> [STATED TASK] Copy everything in the listing below word for word, apart from any images.

━━━ ROWS

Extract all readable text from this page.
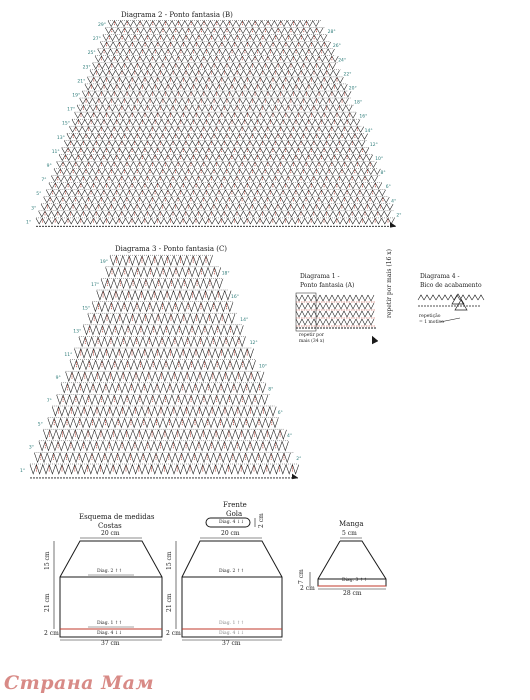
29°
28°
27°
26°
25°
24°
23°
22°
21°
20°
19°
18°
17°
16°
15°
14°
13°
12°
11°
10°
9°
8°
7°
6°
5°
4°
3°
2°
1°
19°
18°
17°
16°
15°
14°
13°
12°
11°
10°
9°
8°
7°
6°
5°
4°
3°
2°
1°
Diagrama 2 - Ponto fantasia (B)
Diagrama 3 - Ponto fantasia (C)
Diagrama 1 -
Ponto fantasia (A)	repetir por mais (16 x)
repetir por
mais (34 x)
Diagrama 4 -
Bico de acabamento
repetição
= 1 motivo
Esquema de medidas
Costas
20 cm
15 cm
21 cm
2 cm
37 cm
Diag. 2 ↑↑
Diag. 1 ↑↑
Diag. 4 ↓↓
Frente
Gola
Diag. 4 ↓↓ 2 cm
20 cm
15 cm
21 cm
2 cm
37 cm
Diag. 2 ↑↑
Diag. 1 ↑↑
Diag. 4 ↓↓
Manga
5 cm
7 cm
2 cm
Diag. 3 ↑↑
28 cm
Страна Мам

━━━━━━

> [CORRECT ANSWER]
Extract all readable text from this page.
29°
28°
27°
26°
25°
24°
23°
22°
21°
20°
19°
18°
17°
16°
15°
14°
13°
12°
11°
10°
9°
8°
7°
6°
5°
4°
3°
2°
1°
19°
18°
17°
16°
15°
14°
13°
12°
11°
10°
9°
8°
7°
6°
5°
4°
3°
2°
1°
Diagrama 2 - Ponto fantasia (B)
Diagrama 3 - Ponto fantasia (C)
Diagrama 1 -
Ponto fantasia (A)	repetir por mais (16 x)
repetir por
mais (34 x)
Diagrama 4 -
Bico de acabamento
repetição
= 1 motivo
Esquema de medidas
Costas
20 cm
15 cm
21 cm
2 cm
37 cm
Diag. 2 ↑↑
Diag. 1 ↑↑
Diag. 4 ↓↓
Frente
Gola
Diag. 4 ↓↓ 2 cm
20 cm
15 cm
21 cm
2 cm
37 cm
Diag. 2 ↑↑
Diag. 1 ↑↑
Diag. 4 ↓↓
Manga
5 cm
7 cm
2 cm
Diag. 3 ↑↑
28 cm
Страна Мам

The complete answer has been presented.